-------- DATASET RECORDS

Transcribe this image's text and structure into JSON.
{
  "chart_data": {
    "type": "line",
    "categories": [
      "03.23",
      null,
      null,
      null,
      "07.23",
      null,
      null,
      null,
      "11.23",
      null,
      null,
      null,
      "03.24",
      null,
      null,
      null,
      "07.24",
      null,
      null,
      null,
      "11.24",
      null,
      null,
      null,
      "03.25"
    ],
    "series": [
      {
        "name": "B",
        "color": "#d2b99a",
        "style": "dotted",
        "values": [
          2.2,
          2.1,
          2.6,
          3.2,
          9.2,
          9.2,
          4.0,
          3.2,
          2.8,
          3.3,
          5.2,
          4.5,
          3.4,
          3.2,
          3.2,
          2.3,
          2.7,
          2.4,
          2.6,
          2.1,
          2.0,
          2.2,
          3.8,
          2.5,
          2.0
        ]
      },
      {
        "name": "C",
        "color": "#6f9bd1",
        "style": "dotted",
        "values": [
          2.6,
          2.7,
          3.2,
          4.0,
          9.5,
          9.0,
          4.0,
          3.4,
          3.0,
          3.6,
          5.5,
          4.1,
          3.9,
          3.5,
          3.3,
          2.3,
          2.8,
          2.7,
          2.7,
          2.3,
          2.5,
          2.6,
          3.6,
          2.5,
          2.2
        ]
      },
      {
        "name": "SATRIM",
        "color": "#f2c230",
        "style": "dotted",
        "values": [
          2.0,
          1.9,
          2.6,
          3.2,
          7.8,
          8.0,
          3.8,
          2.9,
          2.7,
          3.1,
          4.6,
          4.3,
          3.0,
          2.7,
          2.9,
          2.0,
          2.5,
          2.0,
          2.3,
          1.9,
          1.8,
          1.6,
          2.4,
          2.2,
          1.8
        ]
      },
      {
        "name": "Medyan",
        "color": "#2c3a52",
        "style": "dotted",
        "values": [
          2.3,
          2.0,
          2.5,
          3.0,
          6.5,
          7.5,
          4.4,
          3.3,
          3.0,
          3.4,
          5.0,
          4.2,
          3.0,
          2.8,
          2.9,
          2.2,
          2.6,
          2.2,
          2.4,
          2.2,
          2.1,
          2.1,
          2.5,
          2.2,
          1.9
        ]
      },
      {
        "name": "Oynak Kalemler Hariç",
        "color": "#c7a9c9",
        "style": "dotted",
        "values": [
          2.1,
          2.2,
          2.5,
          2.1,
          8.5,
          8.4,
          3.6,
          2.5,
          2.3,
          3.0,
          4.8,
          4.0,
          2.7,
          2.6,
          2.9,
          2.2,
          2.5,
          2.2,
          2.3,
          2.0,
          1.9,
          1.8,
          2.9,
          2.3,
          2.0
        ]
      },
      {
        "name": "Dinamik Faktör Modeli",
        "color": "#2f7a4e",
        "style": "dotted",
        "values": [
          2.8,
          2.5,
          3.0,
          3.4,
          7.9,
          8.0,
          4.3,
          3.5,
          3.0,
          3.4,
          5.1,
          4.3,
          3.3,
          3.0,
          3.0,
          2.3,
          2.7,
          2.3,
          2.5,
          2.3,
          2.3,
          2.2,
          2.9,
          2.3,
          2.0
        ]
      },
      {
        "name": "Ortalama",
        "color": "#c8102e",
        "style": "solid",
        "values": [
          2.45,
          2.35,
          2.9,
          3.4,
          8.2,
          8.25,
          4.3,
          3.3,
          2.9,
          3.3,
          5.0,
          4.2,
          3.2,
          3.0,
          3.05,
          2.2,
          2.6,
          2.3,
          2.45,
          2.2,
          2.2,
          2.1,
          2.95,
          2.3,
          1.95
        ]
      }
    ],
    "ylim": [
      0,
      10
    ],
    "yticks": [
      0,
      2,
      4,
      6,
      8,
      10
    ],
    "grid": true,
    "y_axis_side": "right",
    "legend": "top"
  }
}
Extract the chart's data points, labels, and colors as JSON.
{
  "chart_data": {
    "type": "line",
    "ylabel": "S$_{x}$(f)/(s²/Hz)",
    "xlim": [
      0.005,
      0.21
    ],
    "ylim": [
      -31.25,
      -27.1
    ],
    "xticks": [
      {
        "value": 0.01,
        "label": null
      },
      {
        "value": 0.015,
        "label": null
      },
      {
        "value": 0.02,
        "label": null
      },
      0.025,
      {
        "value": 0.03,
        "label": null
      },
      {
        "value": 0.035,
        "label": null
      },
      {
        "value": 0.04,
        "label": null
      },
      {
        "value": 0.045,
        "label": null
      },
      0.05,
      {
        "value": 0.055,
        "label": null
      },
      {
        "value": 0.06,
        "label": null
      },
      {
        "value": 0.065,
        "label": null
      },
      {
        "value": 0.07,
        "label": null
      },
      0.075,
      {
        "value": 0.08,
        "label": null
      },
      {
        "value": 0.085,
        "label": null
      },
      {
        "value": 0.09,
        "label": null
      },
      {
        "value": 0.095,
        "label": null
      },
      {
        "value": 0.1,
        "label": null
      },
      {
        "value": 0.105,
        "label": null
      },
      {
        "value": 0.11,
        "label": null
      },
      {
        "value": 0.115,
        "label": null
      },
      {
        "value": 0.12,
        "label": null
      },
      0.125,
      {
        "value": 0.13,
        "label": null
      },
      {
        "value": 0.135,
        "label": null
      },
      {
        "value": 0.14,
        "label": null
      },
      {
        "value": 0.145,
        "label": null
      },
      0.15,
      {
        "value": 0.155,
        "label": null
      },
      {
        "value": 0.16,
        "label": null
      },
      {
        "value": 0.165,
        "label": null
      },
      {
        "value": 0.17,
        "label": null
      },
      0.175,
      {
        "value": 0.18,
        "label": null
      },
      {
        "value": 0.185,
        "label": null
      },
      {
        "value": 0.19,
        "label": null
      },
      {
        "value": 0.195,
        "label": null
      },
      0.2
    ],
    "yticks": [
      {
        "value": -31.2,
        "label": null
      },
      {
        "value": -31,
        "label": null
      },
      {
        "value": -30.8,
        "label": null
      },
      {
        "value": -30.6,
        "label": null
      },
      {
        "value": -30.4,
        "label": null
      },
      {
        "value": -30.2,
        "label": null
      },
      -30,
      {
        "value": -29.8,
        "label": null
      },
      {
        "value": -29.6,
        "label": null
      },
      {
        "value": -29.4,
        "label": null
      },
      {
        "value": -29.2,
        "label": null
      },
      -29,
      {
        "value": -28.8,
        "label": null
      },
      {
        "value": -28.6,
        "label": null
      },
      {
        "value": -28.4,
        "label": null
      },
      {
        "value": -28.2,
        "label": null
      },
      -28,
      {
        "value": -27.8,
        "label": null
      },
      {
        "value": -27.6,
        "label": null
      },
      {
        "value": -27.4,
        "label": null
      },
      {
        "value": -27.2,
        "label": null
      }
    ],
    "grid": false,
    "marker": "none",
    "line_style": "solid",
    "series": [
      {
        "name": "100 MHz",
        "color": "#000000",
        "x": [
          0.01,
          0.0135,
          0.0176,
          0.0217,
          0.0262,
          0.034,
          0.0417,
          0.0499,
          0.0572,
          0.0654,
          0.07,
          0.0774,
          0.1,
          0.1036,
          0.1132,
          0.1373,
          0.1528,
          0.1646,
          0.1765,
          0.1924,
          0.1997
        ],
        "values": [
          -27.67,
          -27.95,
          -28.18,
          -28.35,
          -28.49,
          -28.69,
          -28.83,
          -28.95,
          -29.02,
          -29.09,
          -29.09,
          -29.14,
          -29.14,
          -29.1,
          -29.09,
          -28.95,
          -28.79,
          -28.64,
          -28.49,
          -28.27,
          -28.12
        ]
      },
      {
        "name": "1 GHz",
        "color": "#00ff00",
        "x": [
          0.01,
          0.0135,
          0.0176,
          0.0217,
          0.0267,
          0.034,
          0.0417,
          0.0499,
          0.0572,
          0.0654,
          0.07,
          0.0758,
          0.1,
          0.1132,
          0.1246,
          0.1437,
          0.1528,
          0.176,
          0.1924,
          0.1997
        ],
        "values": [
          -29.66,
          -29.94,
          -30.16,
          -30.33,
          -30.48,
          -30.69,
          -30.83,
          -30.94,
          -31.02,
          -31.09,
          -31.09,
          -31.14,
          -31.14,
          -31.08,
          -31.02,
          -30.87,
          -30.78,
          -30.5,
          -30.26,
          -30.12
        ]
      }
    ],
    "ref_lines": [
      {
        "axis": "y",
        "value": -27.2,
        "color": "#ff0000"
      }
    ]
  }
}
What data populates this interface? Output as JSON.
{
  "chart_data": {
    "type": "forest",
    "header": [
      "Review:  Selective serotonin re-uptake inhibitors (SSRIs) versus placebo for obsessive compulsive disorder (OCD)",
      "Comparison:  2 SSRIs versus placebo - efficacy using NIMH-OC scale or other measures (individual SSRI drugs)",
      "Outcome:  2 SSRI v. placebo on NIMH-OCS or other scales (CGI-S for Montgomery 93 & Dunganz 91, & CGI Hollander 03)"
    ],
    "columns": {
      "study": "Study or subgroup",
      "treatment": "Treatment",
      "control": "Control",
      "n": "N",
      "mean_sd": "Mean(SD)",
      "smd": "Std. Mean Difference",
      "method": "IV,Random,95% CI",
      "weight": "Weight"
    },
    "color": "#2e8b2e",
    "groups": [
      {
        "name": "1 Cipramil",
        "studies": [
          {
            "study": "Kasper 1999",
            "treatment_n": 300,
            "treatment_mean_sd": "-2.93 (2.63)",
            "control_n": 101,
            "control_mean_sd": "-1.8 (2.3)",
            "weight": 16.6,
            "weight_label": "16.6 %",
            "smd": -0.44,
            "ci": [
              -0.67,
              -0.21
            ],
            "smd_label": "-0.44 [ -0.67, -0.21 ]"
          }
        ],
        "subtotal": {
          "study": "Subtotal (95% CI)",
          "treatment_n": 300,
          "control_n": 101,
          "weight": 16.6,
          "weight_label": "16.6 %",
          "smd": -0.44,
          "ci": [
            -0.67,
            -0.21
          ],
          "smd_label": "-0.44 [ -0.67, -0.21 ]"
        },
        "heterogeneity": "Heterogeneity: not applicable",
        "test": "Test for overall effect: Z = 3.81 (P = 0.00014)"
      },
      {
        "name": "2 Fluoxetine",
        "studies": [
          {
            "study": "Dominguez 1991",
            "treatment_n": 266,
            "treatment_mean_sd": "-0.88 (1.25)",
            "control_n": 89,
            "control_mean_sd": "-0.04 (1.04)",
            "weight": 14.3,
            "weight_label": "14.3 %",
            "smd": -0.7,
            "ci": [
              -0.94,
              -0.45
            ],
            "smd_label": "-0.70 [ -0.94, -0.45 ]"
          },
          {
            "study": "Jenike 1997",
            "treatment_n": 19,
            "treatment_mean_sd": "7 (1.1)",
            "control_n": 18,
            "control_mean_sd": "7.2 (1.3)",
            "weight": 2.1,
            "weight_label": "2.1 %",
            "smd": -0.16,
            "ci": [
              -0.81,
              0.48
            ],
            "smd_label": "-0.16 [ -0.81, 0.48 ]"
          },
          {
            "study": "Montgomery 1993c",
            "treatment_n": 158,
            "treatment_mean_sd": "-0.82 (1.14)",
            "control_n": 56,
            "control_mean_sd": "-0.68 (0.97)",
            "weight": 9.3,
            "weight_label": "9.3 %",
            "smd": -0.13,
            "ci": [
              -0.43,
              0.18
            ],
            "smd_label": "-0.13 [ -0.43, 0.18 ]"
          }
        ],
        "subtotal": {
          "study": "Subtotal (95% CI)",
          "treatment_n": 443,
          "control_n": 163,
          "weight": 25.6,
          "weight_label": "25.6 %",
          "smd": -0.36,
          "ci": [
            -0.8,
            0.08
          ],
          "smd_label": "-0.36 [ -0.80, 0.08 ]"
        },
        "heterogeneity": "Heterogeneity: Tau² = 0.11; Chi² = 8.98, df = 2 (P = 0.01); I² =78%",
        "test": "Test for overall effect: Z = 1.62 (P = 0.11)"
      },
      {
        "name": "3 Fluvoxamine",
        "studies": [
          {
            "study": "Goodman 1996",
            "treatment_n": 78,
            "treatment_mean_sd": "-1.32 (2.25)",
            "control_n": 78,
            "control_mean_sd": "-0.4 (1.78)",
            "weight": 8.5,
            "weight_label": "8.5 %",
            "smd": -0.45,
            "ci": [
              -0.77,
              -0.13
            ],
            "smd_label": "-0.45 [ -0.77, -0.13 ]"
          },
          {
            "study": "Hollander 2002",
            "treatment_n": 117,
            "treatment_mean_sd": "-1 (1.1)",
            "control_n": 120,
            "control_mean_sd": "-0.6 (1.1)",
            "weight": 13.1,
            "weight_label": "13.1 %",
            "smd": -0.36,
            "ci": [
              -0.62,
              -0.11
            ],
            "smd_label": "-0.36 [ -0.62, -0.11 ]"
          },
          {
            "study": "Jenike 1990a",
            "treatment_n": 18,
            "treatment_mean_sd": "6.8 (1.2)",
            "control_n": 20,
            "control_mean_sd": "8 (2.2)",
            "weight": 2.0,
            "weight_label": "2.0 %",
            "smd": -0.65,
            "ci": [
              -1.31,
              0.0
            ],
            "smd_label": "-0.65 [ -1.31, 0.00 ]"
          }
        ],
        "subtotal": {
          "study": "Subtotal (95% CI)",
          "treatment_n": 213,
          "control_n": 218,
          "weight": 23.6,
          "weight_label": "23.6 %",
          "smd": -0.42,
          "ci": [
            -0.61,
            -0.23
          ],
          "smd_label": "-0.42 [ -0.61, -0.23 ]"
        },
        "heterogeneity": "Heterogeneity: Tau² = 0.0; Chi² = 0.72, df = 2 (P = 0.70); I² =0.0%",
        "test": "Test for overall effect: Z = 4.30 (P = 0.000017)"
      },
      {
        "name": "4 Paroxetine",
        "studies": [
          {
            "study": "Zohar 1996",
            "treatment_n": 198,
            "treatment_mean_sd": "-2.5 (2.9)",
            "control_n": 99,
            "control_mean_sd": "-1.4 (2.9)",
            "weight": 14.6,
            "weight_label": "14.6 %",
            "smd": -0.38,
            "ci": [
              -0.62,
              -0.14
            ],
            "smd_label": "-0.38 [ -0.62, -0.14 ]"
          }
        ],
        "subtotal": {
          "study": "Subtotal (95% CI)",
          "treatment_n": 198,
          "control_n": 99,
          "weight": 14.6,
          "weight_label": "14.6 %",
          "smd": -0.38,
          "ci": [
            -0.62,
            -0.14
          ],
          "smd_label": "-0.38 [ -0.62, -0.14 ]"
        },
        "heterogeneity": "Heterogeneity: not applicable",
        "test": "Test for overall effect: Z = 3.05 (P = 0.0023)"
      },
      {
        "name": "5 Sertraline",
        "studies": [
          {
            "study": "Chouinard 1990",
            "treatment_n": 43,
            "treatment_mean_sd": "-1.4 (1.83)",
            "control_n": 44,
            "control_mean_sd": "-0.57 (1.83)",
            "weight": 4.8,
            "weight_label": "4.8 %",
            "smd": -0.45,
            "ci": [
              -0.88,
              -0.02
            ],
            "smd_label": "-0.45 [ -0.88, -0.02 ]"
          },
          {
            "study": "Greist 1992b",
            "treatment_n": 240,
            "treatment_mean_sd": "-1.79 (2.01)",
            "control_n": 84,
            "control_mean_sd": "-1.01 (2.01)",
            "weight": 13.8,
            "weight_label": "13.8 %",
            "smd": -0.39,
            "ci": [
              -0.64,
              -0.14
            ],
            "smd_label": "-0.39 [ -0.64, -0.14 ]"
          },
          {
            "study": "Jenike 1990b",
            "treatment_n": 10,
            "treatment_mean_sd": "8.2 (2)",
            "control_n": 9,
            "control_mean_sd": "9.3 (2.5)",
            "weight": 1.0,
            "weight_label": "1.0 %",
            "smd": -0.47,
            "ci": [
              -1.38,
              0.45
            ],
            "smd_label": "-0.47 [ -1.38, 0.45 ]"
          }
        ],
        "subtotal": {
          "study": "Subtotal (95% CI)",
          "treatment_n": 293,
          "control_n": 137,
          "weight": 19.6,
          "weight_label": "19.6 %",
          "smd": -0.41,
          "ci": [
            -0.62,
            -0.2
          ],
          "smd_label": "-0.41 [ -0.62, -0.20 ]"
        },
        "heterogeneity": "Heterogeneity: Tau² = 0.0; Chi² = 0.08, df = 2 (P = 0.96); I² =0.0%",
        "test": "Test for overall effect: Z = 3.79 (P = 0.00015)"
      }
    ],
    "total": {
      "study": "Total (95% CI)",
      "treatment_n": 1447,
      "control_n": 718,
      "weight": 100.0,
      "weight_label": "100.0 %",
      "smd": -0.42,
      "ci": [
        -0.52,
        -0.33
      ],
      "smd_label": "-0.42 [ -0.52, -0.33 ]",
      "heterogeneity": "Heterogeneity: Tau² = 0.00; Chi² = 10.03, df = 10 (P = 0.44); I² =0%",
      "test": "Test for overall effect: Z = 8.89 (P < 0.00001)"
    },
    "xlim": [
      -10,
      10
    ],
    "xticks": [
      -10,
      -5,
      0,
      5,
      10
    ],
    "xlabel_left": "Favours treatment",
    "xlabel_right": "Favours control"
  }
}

----------------

▸ **WHAT THE TASK REQUIRES**
Give the count of lines in the data above that hold the string "Montgomery", with no additional words.

▸ **THE REPLY**
2